Source data
★ ★ ★ ★ ★

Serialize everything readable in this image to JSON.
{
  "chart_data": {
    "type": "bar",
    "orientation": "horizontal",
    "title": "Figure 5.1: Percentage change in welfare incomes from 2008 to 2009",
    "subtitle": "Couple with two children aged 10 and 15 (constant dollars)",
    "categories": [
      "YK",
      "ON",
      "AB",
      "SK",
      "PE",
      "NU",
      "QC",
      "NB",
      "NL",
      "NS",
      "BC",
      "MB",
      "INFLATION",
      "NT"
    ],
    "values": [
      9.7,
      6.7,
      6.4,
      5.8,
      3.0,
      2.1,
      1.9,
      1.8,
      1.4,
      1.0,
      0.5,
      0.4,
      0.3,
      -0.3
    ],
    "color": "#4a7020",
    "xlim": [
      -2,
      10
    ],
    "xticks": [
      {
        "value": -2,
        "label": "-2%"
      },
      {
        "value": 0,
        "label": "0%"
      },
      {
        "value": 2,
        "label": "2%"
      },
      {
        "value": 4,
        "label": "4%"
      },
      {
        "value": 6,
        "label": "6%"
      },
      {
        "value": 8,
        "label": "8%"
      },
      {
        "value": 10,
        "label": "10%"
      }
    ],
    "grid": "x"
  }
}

★ ★ ★ ★ ★

Aim of the task → Print out every entry, keeping each one exact.

Task output →
Serialize everything readable in this image to JSON.
{
  "chart_data": {
    "type": "bar",
    "orientation": "horizontal",
    "title": "Figure 5.1: Percentage change in welfare incomes from 2008 to 2009",
    "subtitle": "Couple with two children aged 10 and 15 (constant dollars)",
    "categories": [
      "YK",
      "ON",
      "AB",
      "SK",
      "PE",
      "NU",
      "QC",
      "NB",
      "NL",
      "NS",
      "BC",
      "MB",
      "INFLATION",
      "NT"
    ],
    "values": [
      9.7,
      6.7,
      6.4,
      5.8,
      3.0,
      2.1,
      1.9,
      1.8,
      1.4,
      1.0,
      0.5,
      0.4,
      0.3,
      -0.3
    ],
    "color": "#4a7020",
    "xlim": [
      -2,
      10
    ],
    "xticks": [
      {
        "value": -2,
        "label": "-2%"
      },
      {
        "value": 0,
        "label": "0%"
      },
      {
        "value": 2,
        "label": "2%"
      },
      {
        "value": 4,
        "label": "4%"
      },
      {
        "value": 6,
        "label": "6%"
      },
      {
        "value": 8,
        "label": "8%"
      },
      {
        "value": 10,
        "label": "10%"
      }
    ],
    "grid": "x"
  }
}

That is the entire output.